## EXERCISE BRIEF
Write out the records below once more, exactly as they stand.

Dataset excerpts:
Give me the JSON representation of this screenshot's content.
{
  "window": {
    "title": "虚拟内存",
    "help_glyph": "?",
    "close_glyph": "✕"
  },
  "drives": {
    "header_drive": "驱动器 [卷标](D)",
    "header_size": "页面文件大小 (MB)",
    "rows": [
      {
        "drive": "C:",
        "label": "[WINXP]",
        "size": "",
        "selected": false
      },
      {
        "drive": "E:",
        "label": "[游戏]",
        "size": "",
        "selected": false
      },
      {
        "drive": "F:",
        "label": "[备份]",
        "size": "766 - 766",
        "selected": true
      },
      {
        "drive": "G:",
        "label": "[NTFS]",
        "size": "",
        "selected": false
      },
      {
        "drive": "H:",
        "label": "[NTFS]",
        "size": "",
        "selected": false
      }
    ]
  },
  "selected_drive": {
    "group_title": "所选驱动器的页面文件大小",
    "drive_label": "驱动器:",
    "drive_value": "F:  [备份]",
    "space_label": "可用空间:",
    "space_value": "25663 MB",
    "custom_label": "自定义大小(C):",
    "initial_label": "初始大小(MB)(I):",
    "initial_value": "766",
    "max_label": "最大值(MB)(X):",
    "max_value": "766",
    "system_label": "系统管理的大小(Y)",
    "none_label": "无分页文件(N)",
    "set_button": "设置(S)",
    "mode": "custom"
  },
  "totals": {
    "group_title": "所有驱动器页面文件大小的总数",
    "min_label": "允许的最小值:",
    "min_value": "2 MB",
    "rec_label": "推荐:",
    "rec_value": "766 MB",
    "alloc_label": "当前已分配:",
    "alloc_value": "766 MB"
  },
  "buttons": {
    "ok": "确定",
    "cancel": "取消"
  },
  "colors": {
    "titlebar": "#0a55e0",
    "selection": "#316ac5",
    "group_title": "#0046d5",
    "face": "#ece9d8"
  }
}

## REPLY TO THE TASK
Give me the JSON representation of this screenshot's content.
{
  "window": {
    "title": "虚拟内存",
    "help_glyph": "?",
    "close_glyph": "✕"
  },
  "drives": {
    "header_drive": "驱动器 [卷标](D)",
    "header_size": "页面文件大小 (MB)",
    "rows": [
      {
        "drive": "C:",
        "label": "[WINXP]",
        "size": "",
        "selected": false
      },
      {
        "drive": "E:",
        "label": "[游戏]",
        "size": "",
        "selected": false
      },
      {
        "drive": "F:",
        "label": "[备份]",
        "size": "766 - 766",
        "selected": true
      },
      {
        "drive": "G:",
        "label": "[NTFS]",
        "size": "",
        "selected": false
      },
      {
        "drive": "H:",
        "label": "[NTFS]",
        "size": "",
        "selected": false
      }
    ]
  },
  "selected_drive": {
    "group_title": "所选驱动器的页面文件大小",
    "drive_label": "驱动器:",
    "drive_value": "F:  [备份]",
    "space_label": "可用空间:",
    "space_value": "25663 MB",
    "custom_label": "自定义大小(C):",
    "initial_label": "初始大小(MB)(I):",
    "initial_value": "766",
    "max_label": "最大值(MB)(X):",
    "max_value": "766",
    "system_label": "系统管理的大小(Y)",
    "none_label": "无分页文件(N)",
    "set_button": "设置(S)",
    "mode": "custom"
  },
  "totals": {
    "group_title": "所有驱动器页面文件大小的总数",
    "min_label": "允许的最小值:",
    "min_value": "2 MB",
    "rec_label": "推荐:",
    "rec_value": "766 MB",
    "alloc_label": "当前已分配:",
    "alloc_value": "766 MB"
  },
  "buttons": {
    "ok": "确定",
    "cancel": "取消"
  },
  "colors": {
    "titlebar": "#0a55e0",
    "selection": "#316ac5",
    "group_title": "#0046d5",
    "face": "#ece9d8"
  }
}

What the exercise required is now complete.